Input rows
******

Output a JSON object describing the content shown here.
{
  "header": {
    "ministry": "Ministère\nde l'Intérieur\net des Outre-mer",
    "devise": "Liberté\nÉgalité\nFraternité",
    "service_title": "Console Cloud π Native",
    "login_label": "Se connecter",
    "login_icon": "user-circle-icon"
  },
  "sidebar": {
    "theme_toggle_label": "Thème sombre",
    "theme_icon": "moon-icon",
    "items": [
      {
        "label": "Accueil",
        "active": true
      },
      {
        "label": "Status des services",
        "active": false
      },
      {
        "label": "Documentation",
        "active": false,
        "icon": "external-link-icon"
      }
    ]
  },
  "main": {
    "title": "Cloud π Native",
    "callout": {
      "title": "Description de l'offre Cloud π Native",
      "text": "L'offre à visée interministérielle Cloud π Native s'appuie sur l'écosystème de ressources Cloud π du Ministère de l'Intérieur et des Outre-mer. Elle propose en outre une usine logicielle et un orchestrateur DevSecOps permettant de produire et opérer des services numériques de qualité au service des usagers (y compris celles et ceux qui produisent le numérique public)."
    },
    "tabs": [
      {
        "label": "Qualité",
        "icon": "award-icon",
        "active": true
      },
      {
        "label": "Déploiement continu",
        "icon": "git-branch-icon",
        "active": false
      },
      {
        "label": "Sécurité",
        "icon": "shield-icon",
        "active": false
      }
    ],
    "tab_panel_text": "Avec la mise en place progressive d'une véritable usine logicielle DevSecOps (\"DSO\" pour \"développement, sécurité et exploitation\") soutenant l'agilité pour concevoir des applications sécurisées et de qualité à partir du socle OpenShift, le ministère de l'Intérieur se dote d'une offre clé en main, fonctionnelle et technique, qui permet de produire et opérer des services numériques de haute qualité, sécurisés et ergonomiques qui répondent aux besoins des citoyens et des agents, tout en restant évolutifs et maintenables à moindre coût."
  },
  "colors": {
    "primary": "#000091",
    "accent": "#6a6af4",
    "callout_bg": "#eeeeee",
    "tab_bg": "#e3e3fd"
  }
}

******

Exercise
Output all of the data above without any alteration.

Task answer
Output a JSON object describing the content shown here.
{
  "header": {
    "ministry": "Ministère\nde l'Intérieur\net des Outre-mer",
    "devise": "Liberté\nÉgalité\nFraternité",
    "service_title": "Console Cloud π Native",
    "login_label": "Se connecter",
    "login_icon": "user-circle-icon"
  },
  "sidebar": {
    "theme_toggle_label": "Thème sombre",
    "theme_icon": "moon-icon",
    "items": [
      {
        "label": "Accueil",
        "active": true
      },
      {
        "label": "Status des services",
        "active": false
      },
      {
        "label": "Documentation",
        "active": false,
        "icon": "external-link-icon"
      }
    ]
  },
  "main": {
    "title": "Cloud π Native",
    "callout": {
      "title": "Description de l'offre Cloud π Native",
      "text": "L'offre à visée interministérielle Cloud π Native s'appuie sur l'écosystème de ressources Cloud π du Ministère de l'Intérieur et des Outre-mer. Elle propose en outre une usine logicielle et un orchestrateur DevSecOps permettant de produire et opérer des services numériques de qualité au service des usagers (y compris celles et ceux qui produisent le numérique public)."
    },
    "tabs": [
      {
        "label": "Qualité",
        "icon": "award-icon",
        "active": true
      },
      {
        "label": "Déploiement continu",
        "icon": "git-branch-icon",
        "active": false
      },
      {
        "label": "Sécurité",
        "icon": "shield-icon",
        "active": false
      }
    ],
    "tab_panel_text": "Avec la mise en place progressive d'une véritable usine logicielle DevSecOps (\"DSO\" pour \"développement, sécurité et exploitation\") soutenant l'agilité pour concevoir des applications sécurisées et de qualité à partir du socle OpenShift, le ministère de l'Intérieur se dote d'une offre clé en main, fonctionnelle et technique, qui permet de produire et opérer des services numériques de haute qualité, sécurisés et ergonomiques qui répondent aux besoins des citoyens et des agents, tout en restant évolutifs et maintenables à moindre coût."
  },
  "colors": {
    "primary": "#000091",
    "accent": "#6a6af4",
    "callout_bg": "#eeeeee",
    "tab_bg": "#e3e3fd"
  }
}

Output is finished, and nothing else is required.